#### GIVEN DATA ####

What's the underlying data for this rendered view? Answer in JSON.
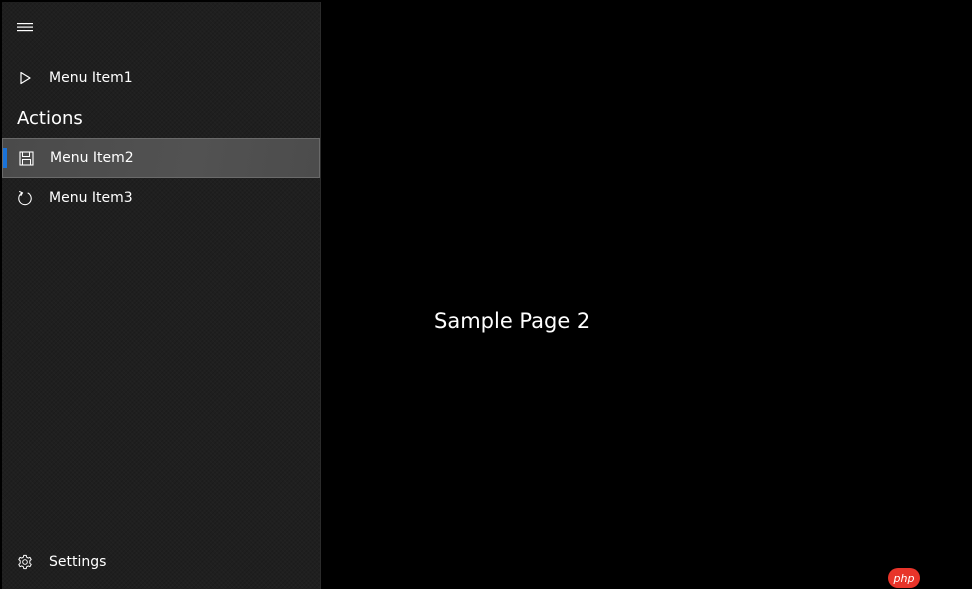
{
  "nav": {
    "hamburger_icon": "hamburger-icon",
    "items_top": [
      {
        "label": "Menu Item1",
        "icon": "play-icon"
      }
    ],
    "section_header": "Actions",
    "items_actions": [
      {
        "label": "Menu Item2",
        "icon": "save-icon",
        "selected": true
      },
      {
        "label": "Menu Item3",
        "icon": "refresh-icon",
        "selected": false
      }
    ],
    "footer_item": {
      "label": "Settings",
      "icon": "gear-icon"
    }
  },
  "content": {
    "page_text": "Sample Page 2"
  },
  "watermark": {
    "text": "php"
  },
  "colors": {
    "accent": "#1a73d9",
    "pane_background": "#1f1f1f",
    "content_background": "#000000",
    "selected_background": "#4e4e4e",
    "watermark": "#e8342a"
  }
}
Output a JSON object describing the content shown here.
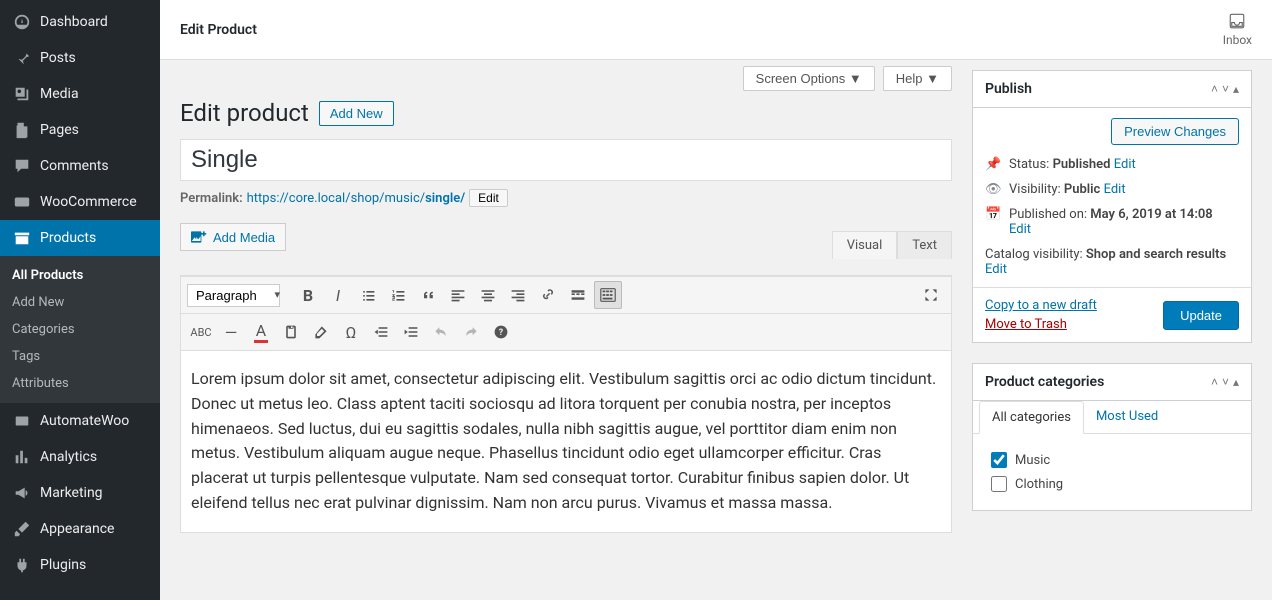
{
  "topbar": {
    "title": "Edit Product",
    "inbox_label": "Inbox"
  },
  "sidebar": {
    "items": [
      {
        "id": "dashboard",
        "label": "Dashboard",
        "icon": "dashboard"
      },
      {
        "id": "posts",
        "label": "Posts",
        "icon": "pin"
      },
      {
        "id": "media",
        "label": "Media",
        "icon": "media"
      },
      {
        "id": "pages",
        "label": "Pages",
        "icon": "pages"
      },
      {
        "id": "comments",
        "label": "Comments",
        "icon": "comment"
      },
      {
        "id": "woocommerce",
        "label": "WooCommerce",
        "icon": "woo"
      },
      {
        "id": "products",
        "label": "Products",
        "icon": "archive",
        "active": true
      },
      {
        "id": "automatewoo",
        "label": "AutomateWoo",
        "icon": "aw"
      },
      {
        "id": "analytics",
        "label": "Analytics",
        "icon": "chart"
      },
      {
        "id": "marketing",
        "label": "Marketing",
        "icon": "megaphone"
      },
      {
        "id": "appearance",
        "label": "Appearance",
        "icon": "brush"
      },
      {
        "id": "plugins",
        "label": "Plugins",
        "icon": "plugin"
      }
    ],
    "submenu": [
      {
        "label": "All Products",
        "current": true
      },
      {
        "label": "Add New"
      },
      {
        "label": "Categories"
      },
      {
        "label": "Tags"
      },
      {
        "label": "Attributes"
      }
    ]
  },
  "screen": {
    "options_label": "Screen Options",
    "help_label": "Help"
  },
  "heading": {
    "text": "Edit product",
    "add_new": "Add New"
  },
  "title_value": "Single",
  "permalink": {
    "label": "Permalink:",
    "base": "https://core.local/shop/music/",
    "slug": "single",
    "edit": "Edit"
  },
  "editor": {
    "add_media": "Add Media",
    "tab_visual": "Visual",
    "tab_text": "Text",
    "format_select": "Paragraph",
    "content": "Lorem ipsum dolor sit amet, consectetur adipiscing elit. Vestibulum sagittis orci ac odio dictum tincidunt. Donec ut metus leo. Class aptent taciti sociosqu ad litora torquent per conubia nostra, per inceptos himenaeos. Sed luctus, dui eu sagittis sodales, nulla nibh sagittis augue, vel porttitor diam enim non metus. Vestibulum aliquam augue neque. Phasellus tincidunt odio eget ullamcorper efficitur. Cras placerat ut turpis pellentesque vulputate. Nam sed consequat tortor. Curabitur finibus sapien dolor. Ut eleifend tellus nec erat pulvinar dignissim. Nam non arcu purus. Vivamus et massa massa."
  },
  "publish": {
    "title": "Publish",
    "preview": "Preview Changes",
    "status_label": "Status:",
    "status_value": "Published",
    "visibility_label": "Visibility:",
    "visibility_value": "Public",
    "published_label": "Published on:",
    "published_value": "May 6, 2019 at 14:08",
    "edit": "Edit",
    "catalog_label": "Catalog visibility:",
    "catalog_value": "Shop and search results",
    "copy_draft": "Copy to a new draft",
    "trash": "Move to Trash",
    "update": "Update"
  },
  "categories": {
    "title": "Product categories",
    "tab_all": "All categories",
    "tab_most": "Most Used",
    "items": [
      {
        "label": "Music",
        "checked": true
      },
      {
        "label": "Clothing",
        "checked": false
      }
    ]
  }
}
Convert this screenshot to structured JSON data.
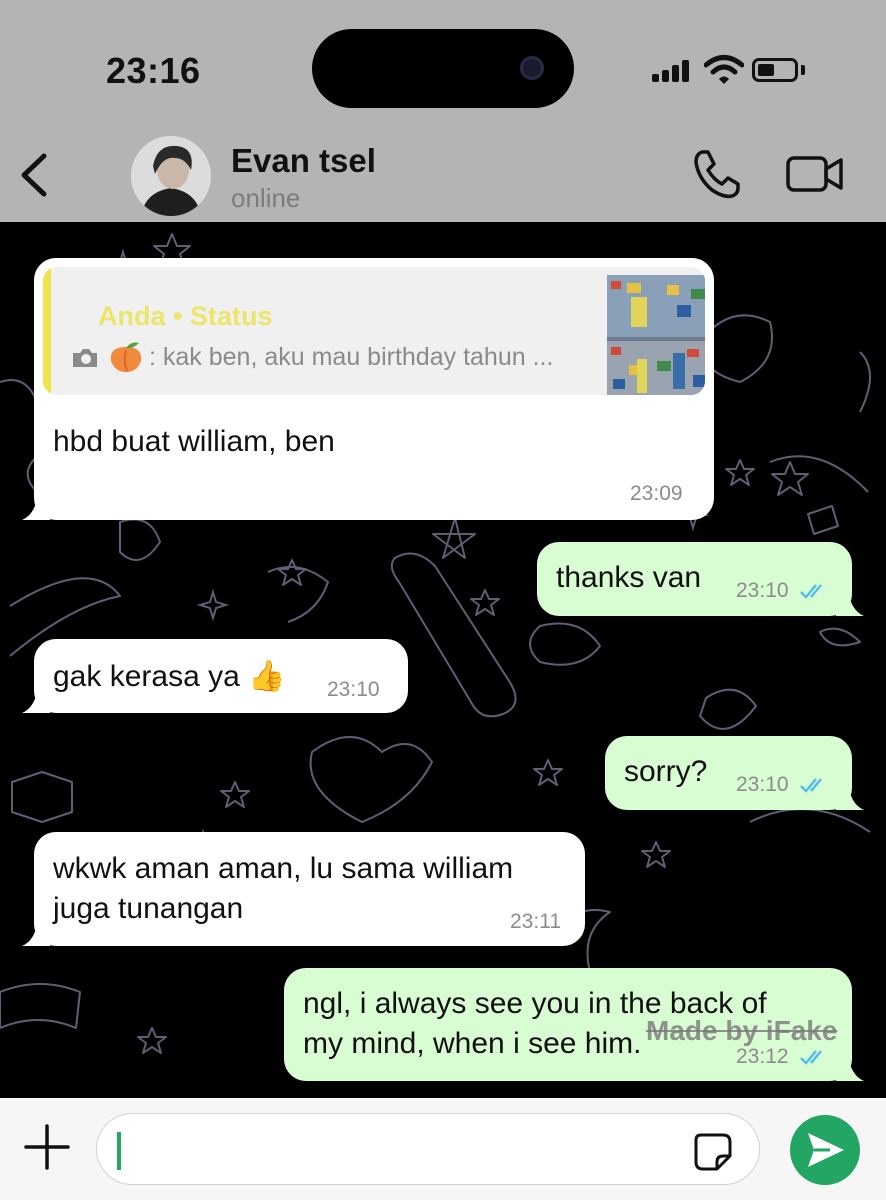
{
  "status_bar": {
    "time": "23:16"
  },
  "header": {
    "contact_name": "Evan tsel",
    "contact_status": "online",
    "icons": [
      "back-icon",
      "avatar",
      "phone-icon",
      "video-call-icon"
    ]
  },
  "messages": [
    {
      "direction": "in",
      "quote": {
        "title": "Anda • Status",
        "body": " : kak ben, aku mau birthday tahun ...",
        "icons": [
          "camera-icon",
          "peach-emoji"
        ]
      },
      "text": "hbd buat william, ben",
      "time": "23:09"
    },
    {
      "direction": "out",
      "text": "thanks van",
      "time": "23:10",
      "status": "read"
    },
    {
      "direction": "in",
      "text": "gak kerasa ya 👍",
      "time": "23:10"
    },
    {
      "direction": "out",
      "text": "sorry?",
      "time": "23:10",
      "status": "read"
    },
    {
      "direction": "in",
      "lines": [
        "wkwk aman aman, lu sama william",
        "juga tunangan"
      ],
      "time": "23:11"
    },
    {
      "direction": "out",
      "lines": [
        "ngl, i always see you in the back of",
        "my mind, when i see him."
      ],
      "time": "23:12",
      "status": "read"
    }
  ],
  "watermark": "Made by iFake",
  "colors": {
    "header_bg": "#b4b4b4",
    "incoming_bubble": "#ffffff",
    "outgoing_bubble": "#d9fdd3",
    "read_ticks": "#53bdeb",
    "quote_accent": "#f0e54a",
    "send_button": "#23a563"
  }
}
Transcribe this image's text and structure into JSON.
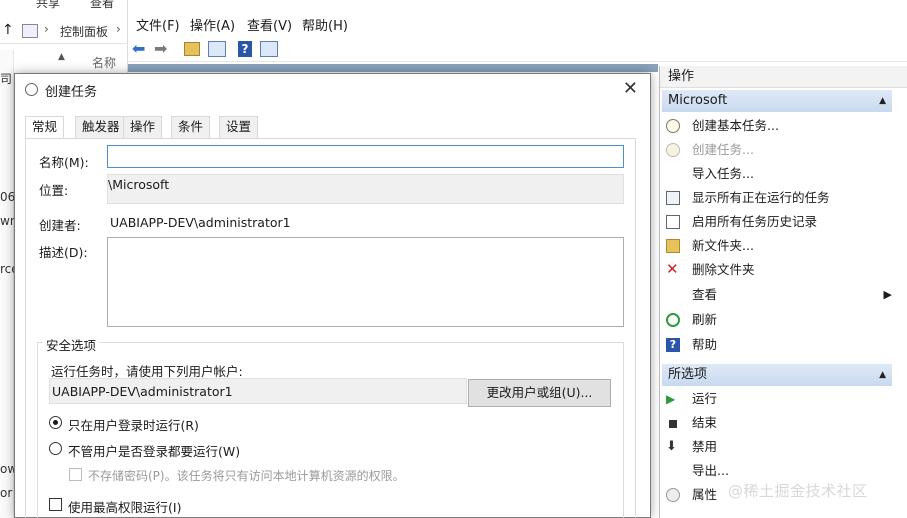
{
  "control_panel": {
    "top_labels": [
      "共享",
      "查看"
    ],
    "breadcrumb": "控制面板",
    "column_header": "名称",
    "clip_texts": [
      "司",
      "06",
      "wn",
      "rce",
      "ow",
      "or"
    ]
  },
  "mmc": {
    "menu": [
      "文件(F)",
      "操作(A)",
      "查看(V)",
      "帮助(H)"
    ]
  },
  "actions_pane": {
    "header": "操作",
    "section1": "Microsoft",
    "items1": [
      {
        "label": "创建基本任务...",
        "icon": "create-basic-task-icon",
        "disabled": false
      },
      {
        "label": "创建任务...",
        "icon": "create-task-icon",
        "disabled": true
      },
      {
        "label": "导入任务...",
        "icon": "",
        "disabled": false
      },
      {
        "label": "显示所有正在运行的任务",
        "icon": "running-tasks-icon",
        "disabled": false
      },
      {
        "label": "启用所有任务历史记录",
        "icon": "history-icon",
        "disabled": false
      },
      {
        "label": "新文件夹...",
        "icon": "folder-icon",
        "disabled": false
      },
      {
        "label": "删除文件夹",
        "icon": "delete-icon",
        "disabled": false
      },
      {
        "label": "查看",
        "icon": "",
        "disabled": false,
        "submenu": true
      },
      {
        "label": "刷新",
        "icon": "refresh-icon",
        "disabled": false
      },
      {
        "label": "帮助",
        "icon": "help-icon",
        "disabled": false
      }
    ],
    "section2": "所选项",
    "items2": [
      {
        "label": "运行",
        "icon": "run-icon"
      },
      {
        "label": "结束",
        "icon": "stop-icon"
      },
      {
        "label": "禁用",
        "icon": "disable-icon"
      },
      {
        "label": "导出...",
        "icon": ""
      },
      {
        "label": "属性",
        "icon": "properties-icon"
      }
    ]
  },
  "dialog": {
    "title": "创建任务",
    "tabs": [
      "常规",
      "触发器",
      "操作",
      "条件",
      "设置"
    ],
    "active_tab": "常规",
    "name_label": "名称(M):",
    "name_value": "",
    "location_label": "位置:",
    "location_value": "\\Microsoft",
    "author_label": "创建者:",
    "author_value": "UABIAPP-DEV\\administrator1",
    "description_label": "描述(D):",
    "description_value": "",
    "security_group_title": "安全选项",
    "run_as_prompt": "运行任务时，请使用下列用户帐户:",
    "run_as_user": "UABIAPP-DEV\\administrator1",
    "change_user_button": "更改用户或组(U)...",
    "radio_logged_on": "只在用户登录时运行(R)",
    "radio_whether_logged_on": "不管用户是否登录都要运行(W)",
    "radio_selected": "logged_on",
    "no_store_password": "不存储密码(P)。该任务将只有访问本地计算机资源的权限。",
    "highest_privileges": "使用最高权限运行(I)"
  },
  "watermark": "@稀土掘金技术社区",
  "colors": {
    "accent_blue": "#4a8fd4",
    "section_header": "#c9d9ee",
    "run_green": "#2e9b3a",
    "delete_red": "#d42020"
  }
}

####

GIVEN REQUEST
Look for "Microsoft" and pull out every line that has it.

REPLY
    "section1": "Microsoft",
    "location_value": "\\Microsoft",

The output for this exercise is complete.